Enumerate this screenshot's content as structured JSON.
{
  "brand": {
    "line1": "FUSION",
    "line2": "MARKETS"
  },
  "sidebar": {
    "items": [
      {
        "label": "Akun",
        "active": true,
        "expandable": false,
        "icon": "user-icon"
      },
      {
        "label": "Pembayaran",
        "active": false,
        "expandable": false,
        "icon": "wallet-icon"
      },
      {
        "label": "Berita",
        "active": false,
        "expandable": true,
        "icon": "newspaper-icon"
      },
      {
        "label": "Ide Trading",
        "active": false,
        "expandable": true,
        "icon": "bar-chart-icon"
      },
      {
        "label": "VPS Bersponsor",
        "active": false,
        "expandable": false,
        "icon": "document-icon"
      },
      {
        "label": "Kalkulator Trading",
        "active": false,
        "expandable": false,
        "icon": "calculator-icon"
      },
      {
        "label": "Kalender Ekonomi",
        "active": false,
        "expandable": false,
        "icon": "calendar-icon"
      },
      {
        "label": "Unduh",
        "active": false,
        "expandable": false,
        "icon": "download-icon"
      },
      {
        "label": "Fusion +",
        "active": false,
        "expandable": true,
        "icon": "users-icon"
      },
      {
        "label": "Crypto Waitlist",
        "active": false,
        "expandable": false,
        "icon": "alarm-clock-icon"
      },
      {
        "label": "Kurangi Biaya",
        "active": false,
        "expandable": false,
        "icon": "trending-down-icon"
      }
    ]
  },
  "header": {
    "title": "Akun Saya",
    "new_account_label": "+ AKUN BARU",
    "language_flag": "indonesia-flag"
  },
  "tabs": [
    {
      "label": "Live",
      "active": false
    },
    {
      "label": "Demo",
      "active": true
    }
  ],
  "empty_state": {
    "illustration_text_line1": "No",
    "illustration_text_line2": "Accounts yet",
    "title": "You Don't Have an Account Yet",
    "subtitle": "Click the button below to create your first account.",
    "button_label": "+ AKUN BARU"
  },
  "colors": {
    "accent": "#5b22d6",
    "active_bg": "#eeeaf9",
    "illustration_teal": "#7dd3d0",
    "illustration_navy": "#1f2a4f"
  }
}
========================================
- **What is being asked**:
Print the records above in full, exactly.

- **Result**:
Enumerate this screenshot's content as structured JSON.
{
  "brand": {
    "line1": "FUSION",
    "line2": "MARKETS"
  },
  "sidebar": {
    "items": [
      {
        "label": "Akun",
        "active": true,
        "expandable": false,
        "icon": "user-icon"
      },
      {
        "label": "Pembayaran",
        "active": false,
        "expandable": false,
        "icon": "wallet-icon"
      },
      {
        "label": "Berita",
        "active": false,
        "expandable": true,
        "icon": "newspaper-icon"
      },
      {
        "label": "Ide Trading",
        "active": false,
        "expandable": true,
        "icon": "bar-chart-icon"
      },
      {
        "label": "VPS Bersponsor",
        "active": false,
        "expandable": false,
        "icon": "document-icon"
      },
      {
        "label": "Kalkulator Trading",
        "active": false,
        "expandable": false,
        "icon": "calculator-icon"
      },
      {
        "label": "Kalender Ekonomi",
        "active": false,
        "expandable": false,
        "icon": "calendar-icon"
      },
      {
        "label": "Unduh",
        "active": false,
        "expandable": false,
        "icon": "download-icon"
      },
      {
        "label": "Fusion +",
        "active": false,
        "expandable": true,
        "icon": "users-icon"
      },
      {
        "label": "Crypto Waitlist",
        "active": false,
        "expandable": false,
        "icon": "alarm-clock-icon"
      },
      {
        "label": "Kurangi Biaya",
        "active": false,
        "expandable": false,
        "icon": "trending-down-icon"
      }
    ]
  },
  "header": {
    "title": "Akun Saya",
    "new_account_label": "+ AKUN BARU",
    "language_flag": "indonesia-flag"
  },
  "tabs": [
    {
      "label": "Live",
      "active": false
    },
    {
      "label": "Demo",
      "active": true
    }
  ],
  "empty_state": {
    "illustration_text_line1": "No",
    "illustration_text_line2": "Accounts yet",
    "title": "You Don't Have an Account Yet",
    "subtitle": "Click the button below to create your first account.",
    "button_label": "+ AKUN BARU"
  },
  "colors": {
    "accent": "#5b22d6",
    "active_bg": "#eeeaf9",
    "illustration_teal": "#7dd3d0",
    "illustration_navy": "#1f2a4f"
  }
}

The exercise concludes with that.